What needs to be done:
Copy nothing but the text: repeat each entry exactly and drop the images.

___ Exercise data

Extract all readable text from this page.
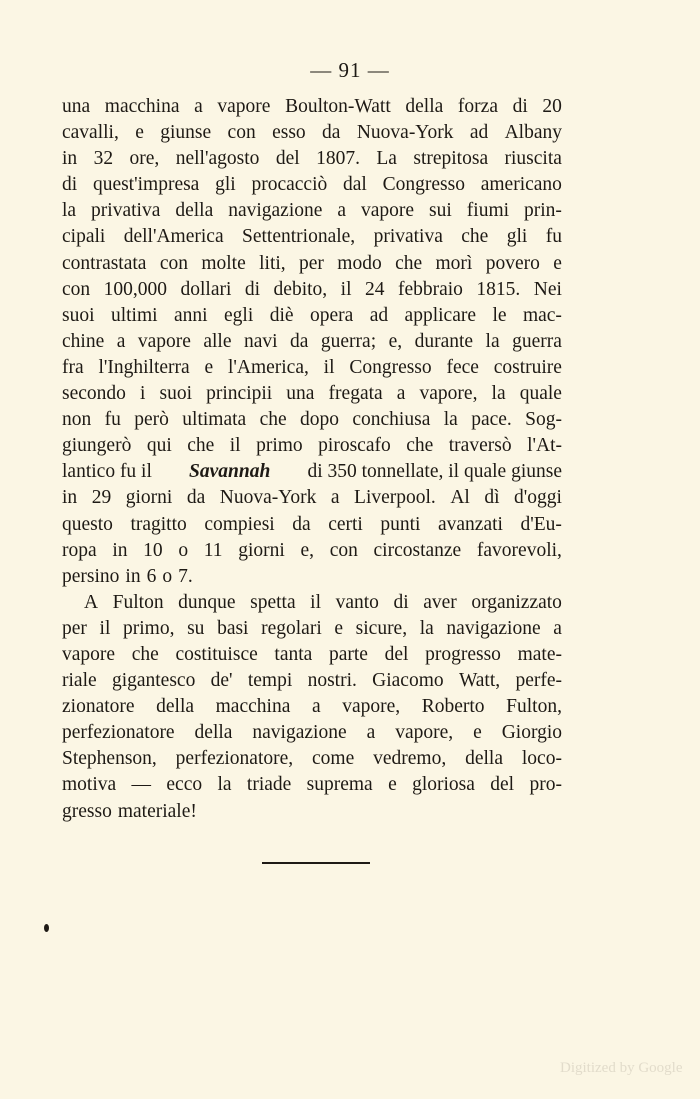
— 91 —
una macchina a vapore Boulton-Watt della forza di 20
cavalli, e giunse con esso da Nuova-York ad Albany
in 32 ore, nell'agosto del 1807. La strepitosa riuscita
di quest'impresa gli procacciò dal Congresso americano
la privativa della navigazione a vapore sui fiumi prin-
cipali dell'America Settentrionale, privativa che gli fu
contrastata con molte liti, per modo che morì povero e
con 100,000 dollari di debito, il 24 febbraio 1815. Nei
suoi ultimi anni egli diè opera ad applicare le mac-
chine a vapore alle navi da guerra; e, durante la guerra
fra l'Inghilterra e l'America, il Congresso fece costruire
secondo i suoi principii una fregata a vapore, la quale
non fu però ultimata che dopo conchiusa la pace. Sog-
giungerò qui che il primo piroscafo che traversò l'At-
lantico fu il Savannah di 350 tonnellate, il quale giunse
in 29 giorni da Nuova-York a Liverpool. Al dì d'oggi
questo tragitto compiesi da certi punti avanzati d'Eu-
ropa in 10 o 11 giorni e, con circostanze favorevoli,
persino in 6 o 7.
A Fulton dunque spetta il vanto di aver organizzato
per il primo, su basi regolari e sicure, la navigazione a
vapore che costituisce tanta parte del progresso mate-
riale gigantesco de' tempi nostri. Giacomo Watt, perfe-
zionatore della macchina a vapore, Roberto Fulton,
perfezionatore della navigazione a vapore, e Giorgio
Stephenson, perfezionatore, come vedremo, della loco-
motiva — ecco la triade suprema e gloriosa del pro-
gresso materiale!
Digitized by Google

______

Correct result:
Extract all readable text from this page.
— 91 —
una macchina a vapore Boulton-Watt della forza di 20
cavalli, e giunse con esso da Nuova-York ad Albany
in 32 ore, nell'agosto del 1807. La strepitosa riuscita
di quest'impresa gli procacciò dal Congresso americano
la privativa della navigazione a vapore sui fiumi prin-
cipali dell'America Settentrionale, privativa che gli fu
contrastata con molte liti, per modo che morì povero e
con 100,000 dollari di debito, il 24 febbraio 1815. Nei
suoi ultimi anni egli diè opera ad applicare le mac-
chine a vapore alle navi da guerra; e, durante la guerra
fra l'Inghilterra e l'America, il Congresso fece costruire
secondo i suoi principii una fregata a vapore, la quale
non fu però ultimata che dopo conchiusa la pace. Sog-
giungerò qui che il primo piroscafo che traversò l'At-
lantico fu il Savannah di 350 tonnellate, il quale giunse
in 29 giorni da Nuova-York a Liverpool. Al dì d'oggi
questo tragitto compiesi da certi punti avanzati d'Eu-
ropa in 10 o 11 giorni e, con circostanze favorevoli,
persino in 6 o 7.
A Fulton dunque spetta il vanto di aver organizzato
per il primo, su basi regolari e sicure, la navigazione a
vapore che costituisce tanta parte del progresso mate-
riale gigantesco de' tempi nostri. Giacomo Watt, perfe-
zionatore della macchina a vapore, Roberto Fulton,
perfezionatore della navigazione a vapore, e Giorgio
Stephenson, perfezionatore, come vedremo, della loco-
motiva — ecco la triade suprema e gloriosa del pro-
gresso materiale!
Digitized by Google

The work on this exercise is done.